» Data records:
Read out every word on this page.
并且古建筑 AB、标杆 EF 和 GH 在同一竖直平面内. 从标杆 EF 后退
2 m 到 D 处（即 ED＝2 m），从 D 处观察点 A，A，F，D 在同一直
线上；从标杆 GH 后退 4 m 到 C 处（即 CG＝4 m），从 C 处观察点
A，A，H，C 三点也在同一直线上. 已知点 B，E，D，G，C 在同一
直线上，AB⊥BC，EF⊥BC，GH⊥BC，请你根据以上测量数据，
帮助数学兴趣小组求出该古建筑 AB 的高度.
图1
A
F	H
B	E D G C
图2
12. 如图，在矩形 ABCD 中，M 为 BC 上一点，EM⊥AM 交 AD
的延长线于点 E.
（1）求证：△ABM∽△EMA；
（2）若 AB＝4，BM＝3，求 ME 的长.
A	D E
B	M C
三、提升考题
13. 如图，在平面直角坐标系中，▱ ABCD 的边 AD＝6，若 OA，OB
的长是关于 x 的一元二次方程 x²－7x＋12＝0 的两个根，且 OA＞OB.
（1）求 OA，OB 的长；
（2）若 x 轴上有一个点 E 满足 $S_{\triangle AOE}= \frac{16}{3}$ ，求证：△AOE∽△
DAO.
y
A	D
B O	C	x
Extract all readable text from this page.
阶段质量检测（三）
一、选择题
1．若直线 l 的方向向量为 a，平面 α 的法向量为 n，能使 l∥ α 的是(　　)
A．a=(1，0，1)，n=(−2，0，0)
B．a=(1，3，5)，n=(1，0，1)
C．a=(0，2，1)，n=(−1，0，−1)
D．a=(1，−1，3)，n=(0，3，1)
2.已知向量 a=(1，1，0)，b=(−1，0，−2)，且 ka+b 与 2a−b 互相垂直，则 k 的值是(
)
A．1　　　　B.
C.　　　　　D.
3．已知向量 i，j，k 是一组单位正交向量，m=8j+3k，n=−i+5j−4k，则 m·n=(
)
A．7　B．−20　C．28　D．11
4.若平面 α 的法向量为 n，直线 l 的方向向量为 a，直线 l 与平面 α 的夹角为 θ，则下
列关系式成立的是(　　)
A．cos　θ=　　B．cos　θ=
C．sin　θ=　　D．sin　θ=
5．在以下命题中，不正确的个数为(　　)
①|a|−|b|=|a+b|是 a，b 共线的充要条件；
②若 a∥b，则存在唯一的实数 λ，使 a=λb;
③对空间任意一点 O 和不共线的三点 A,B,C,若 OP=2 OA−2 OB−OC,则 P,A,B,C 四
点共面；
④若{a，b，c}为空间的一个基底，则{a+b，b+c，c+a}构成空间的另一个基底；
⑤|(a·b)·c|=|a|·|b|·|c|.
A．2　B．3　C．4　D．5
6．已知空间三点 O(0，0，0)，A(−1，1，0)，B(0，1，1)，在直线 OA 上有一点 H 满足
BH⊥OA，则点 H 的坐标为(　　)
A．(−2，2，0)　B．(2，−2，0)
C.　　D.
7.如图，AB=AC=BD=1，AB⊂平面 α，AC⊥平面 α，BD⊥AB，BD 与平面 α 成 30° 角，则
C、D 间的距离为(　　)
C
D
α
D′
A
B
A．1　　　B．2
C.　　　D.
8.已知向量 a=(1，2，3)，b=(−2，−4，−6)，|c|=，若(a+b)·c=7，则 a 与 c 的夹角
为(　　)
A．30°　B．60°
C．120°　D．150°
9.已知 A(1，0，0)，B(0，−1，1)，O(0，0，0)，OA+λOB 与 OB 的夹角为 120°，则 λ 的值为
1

» Objective:
Extract the data exactly as given.

» Exercise solution:
Read out every word on this page.
并且古建筑 AB、标杆 EF 和 GH 在同一竖直平面内. 从标杆 EF 后退
2 m 到 D 处（即 ED＝2 m），从 D 处观察点 A，A，F，D 在同一直
线上；从标杆 GH 后退 4 m 到 C 处（即 CG＝4 m），从 C 处观察点
A，A，H，C 三点也在同一直线上. 已知点 B，E，D，G，C 在同一
直线上，AB⊥BC，EF⊥BC，GH⊥BC，请你根据以上测量数据，
帮助数学兴趣小组求出该古建筑 AB 的高度.
图1
A
F	H
B	E D G C
图2
12. 如图，在矩形 ABCD 中，M 为 BC 上一点，EM⊥AM 交 AD
的延长线于点 E.
（1）求证：△ABM∽△EMA；
（2）若 AB＝4，BM＝3，求 ME 的长.
A	D E
B	M C
三、提升考题
13. 如图，在平面直角坐标系中，▱ ABCD 的边 AD＝6，若 OA，OB
的长是关于 x 的一元二次方程 x²－7x＋12＝0 的两个根，且 OA＞OB.
（1）求 OA，OB 的长；
（2）若 x 轴上有一个点 E 满足 $S_{\triangle AOE}= \frac{16}{3}$ ，求证：△AOE∽△
DAO.
y
A	D
B O	C	x
Extract all readable text from this page.
阶段质量检测（三）
一、选择题
1．若直线 l 的方向向量为 a，平面 α 的法向量为 n，能使 l∥ α 的是(　　)
A．a=(1，0，1)，n=(−2，0，0)
B．a=(1，3，5)，n=(1，0，1)
C．a=(0，2，1)，n=(−1，0，−1)
D．a=(1，−1，3)，n=(0，3，1)
2.已知向量 a=(1，1，0)，b=(−1，0，−2)，且 ka+b 与 2a−b 互相垂直，则 k 的值是(
)
A．1　　　　B.
C.　　　　　D.
3．已知向量 i，j，k 是一组单位正交向量，m=8j+3k，n=−i+5j−4k，则 m·n=(
)
A．7　B．−20　C．28　D．11
4.若平面 α 的法向量为 n，直线 l 的方向向量为 a，直线 l 与平面 α 的夹角为 θ，则下
列关系式成立的是(　　)
A．cos　θ=　　B．cos　θ=
C．sin　θ=　　D．sin　θ=
5．在以下命题中，不正确的个数为(　　)
①|a|−|b|=|a+b|是 a，b 共线的充要条件；
②若 a∥b，则存在唯一的实数 λ，使 a=λb;
③对空间任意一点 O 和不共线的三点 A,B,C,若 OP=2 OA−2 OB−OC,则 P,A,B,C 四
点共面；
④若{a，b，c}为空间的一个基底，则{a+b，b+c，c+a}构成空间的另一个基底；
⑤|(a·b)·c|=|a|·|b|·|c|.
A．2　B．3　C．4　D．5
6．已知空间三点 O(0，0，0)，A(−1，1，0)，B(0，1，1)，在直线 OA 上有一点 H 满足
BH⊥OA，则点 H 的坐标为(　　)
A．(−2，2，0)　B．(2，−2，0)
C.　　D.
7.如图，AB=AC=BD=1，AB⊂平面 α，AC⊥平面 α，BD⊥AB，BD 与平面 α 成 30° 角，则
C、D 间的距离为(　　)
C
D
α
D′
A
B
A．1　　　B．2
C.　　　D.
8.已知向量 a=(1，2，3)，b=(−2，−4，−6)，|c|=，若(a+b)·c=7，则 a 与 c 的夹角
为(　　)
A．30°　B．60°
C．120°　D．150°
9.已知 A(1，0，0)，B(0，−1，1)，O(0，0，0)，OA+λOB 与 OB 的夹角为 120°，则 λ 的值为
1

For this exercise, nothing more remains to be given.